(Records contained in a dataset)
-.-.-
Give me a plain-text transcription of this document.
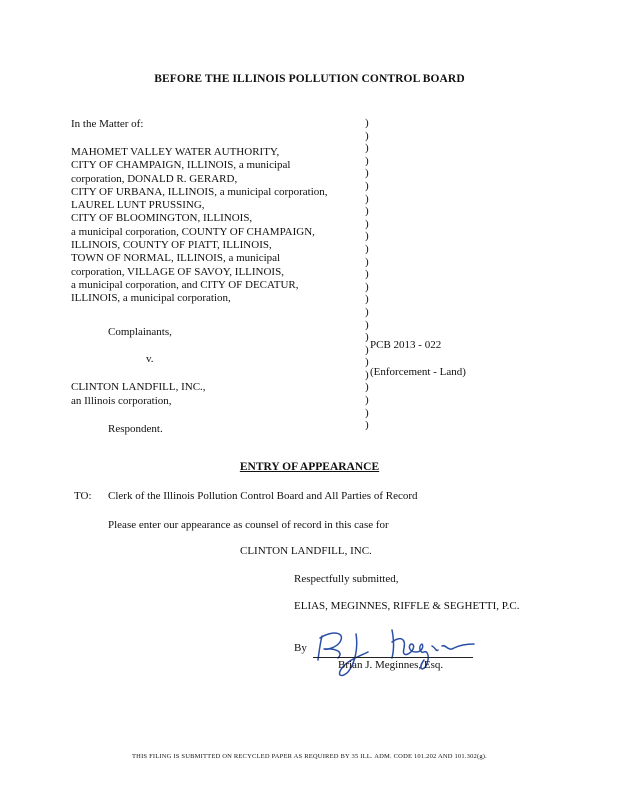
BEFORE THE ILLINOIS POLLUTION CONTROL BOARD
In the Matter of:
MAHOMET VALLEY WATER AUTHORITY,
CITY OF CHAMPAIGN, ILLINOIS, a municipal
corporation, DONALD R. GERARD,
CITY OF URBANA, ILLINOIS, a municipal corporation,
LAUREL LUNT PRUSSING,
CITY OF BLOOMINGTON, ILLINOIS,
a municipal corporation, COUNTY OF CHAMPAIGN,
ILLINOIS, COUNTY OF PIATT, ILLINOIS,
TOWN OF NORMAL, ILLINOIS, a municipal
corporation, VILLAGE OF SAVOY, ILLINOIS,
a municipal corporation, and CITY OF DECATUR,
ILLINOIS, a municipal corporation,
Complainants,
v.
CLINTON LANDFILL, INC.,
an Illinois corporation,
Respondent.
)
)
)
)
)
)
)
)
)
)
)
)
)
)
)
)
)
)
)
)
)
)
)
)
)
PCB 2013 - 022
(Enforcement - Land)
ENTRY OF APPEARANCE
TO: Clerk of the Illinois Pollution Control Board and All Parties of Record
Please enter our appearance as counsel of record in this case for
CLINTON LANDFILL, INC.
Respectfully submitted,
ELIAS, MEGINNES, RIFFLE & SEGHETTI, P.C.
By
Brian J. Meginnes, Esq.
THIS FILING IS SUBMITTED ON RECYCLED PAPER AS REQUIRED BY 35 ILL. ADM. CODE 101.202 AND 101.302(g).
-.-.-
DO THIS -
Reproduce the whole listing above word for word, but not its pictures.

RESULT OF THE TASK -
Give me a plain-text transcription of this document.
BEFORE THE ILLINOIS POLLUTION CONTROL BOARD
In the Matter of:
MAHOMET VALLEY WATER AUTHORITY,
CITY OF CHAMPAIGN, ILLINOIS, a municipal
corporation, DONALD R. GERARD,
CITY OF URBANA, ILLINOIS, a municipal corporation,
LAUREL LUNT PRUSSING,
CITY OF BLOOMINGTON, ILLINOIS,
a municipal corporation, COUNTY OF CHAMPAIGN,
ILLINOIS, COUNTY OF PIATT, ILLINOIS,
TOWN OF NORMAL, ILLINOIS, a municipal
corporation, VILLAGE OF SAVOY, ILLINOIS,
a municipal corporation, and CITY OF DECATUR,
ILLINOIS, a municipal corporation,
Complainants,
v.
CLINTON LANDFILL, INC.,
an Illinois corporation,
Respondent.
)
)
)
)
)
)
)
)
)
)
)
)
)
)
)
)
)
)
)
)
)
)
)
)
)
PCB 2013 - 022
(Enforcement - Land)
ENTRY OF APPEARANCE
TO: Clerk of the Illinois Pollution Control Board and All Parties of Record
Please enter our appearance as counsel of record in this case for
CLINTON LANDFILL, INC.
Respectfully submitted,
ELIAS, MEGINNES, RIFFLE & SEGHETTI, P.C.
By
Brian J. Meginnes, Esq.
THIS FILING IS SUBMITTED ON RECYCLED PAPER AS REQUIRED BY 35 ILL. ADM. CODE 101.202 AND 101.302(g).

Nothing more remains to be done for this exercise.